[Dataset rows about figures]
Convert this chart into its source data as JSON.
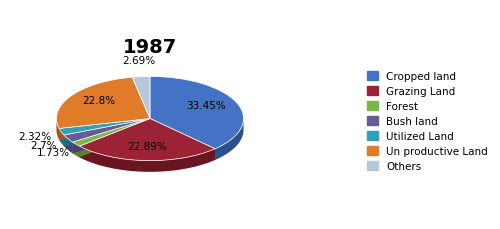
{
  "title": "1987",
  "labels": [
    "Cropped land",
    "Grazing Land",
    "Forest",
    "Bush land",
    "Utilized Land",
    "Un productive Land",
    "Others"
  ],
  "values": [
    33.45,
    22.89,
    1.73,
    2.7,
    2.32,
    22.8,
    2.69
  ],
  "colors": [
    "#4472C4",
    "#9B2335",
    "#7AB648",
    "#6B5B95",
    "#2FA0B8",
    "#E07B2A",
    "#B8C8D8"
  ],
  "dark_colors": [
    "#2A5090",
    "#6B1520",
    "#5A8030",
    "#4A3F70",
    "#1A7080",
    "#A05820",
    "#8098A8"
  ],
  "background_color": "#ffffff",
  "title_fontsize": 14,
  "label_fontsize": 7.5,
  "legend_fontsize": 7.5,
  "start_angle": 90,
  "depth": 0.12,
  "yscale": 0.45
}
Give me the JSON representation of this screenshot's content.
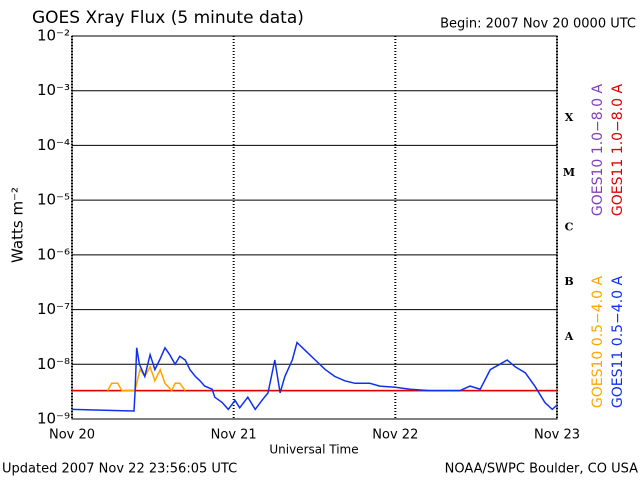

Required work
Transcribe the records above exactly, leaving out every picture.

Correct output
Convert this chart into its source data as JSON.
{
  "title": "1987",
  "labels": [
    "Cropped land",
    "Grazing Land",
    "Forest",
    "Bush land",
    "Utilized Land",
    "Un productive Land",
    "Others"
  ],
  "values": [
    33.45,
    22.89,
    1.73,
    2.7,
    2.32,
    22.8,
    2.69
  ],
  "colors": [
    "#4472C4",
    "#9B2335",
    "#7AB648",
    "#6B5B95",
    "#2FA0B8",
    "#E07B2A",
    "#B8C8D8"
  ],
  "dark_colors": [
    "#2A5090",
    "#6B1520",
    "#5A8030",
    "#4A3F70",
    "#1A7080",
    "#A05820",
    "#8098A8"
  ],
  "background_color": "#ffffff",
  "title_fontsize": 14,
  "label_fontsize": 7.5,
  "legend_fontsize": 7.5,
  "start_angle": 90,
  "depth": 0.12,
  "yscale": 0.45
}
Give me the JSON representation of this screenshot's content.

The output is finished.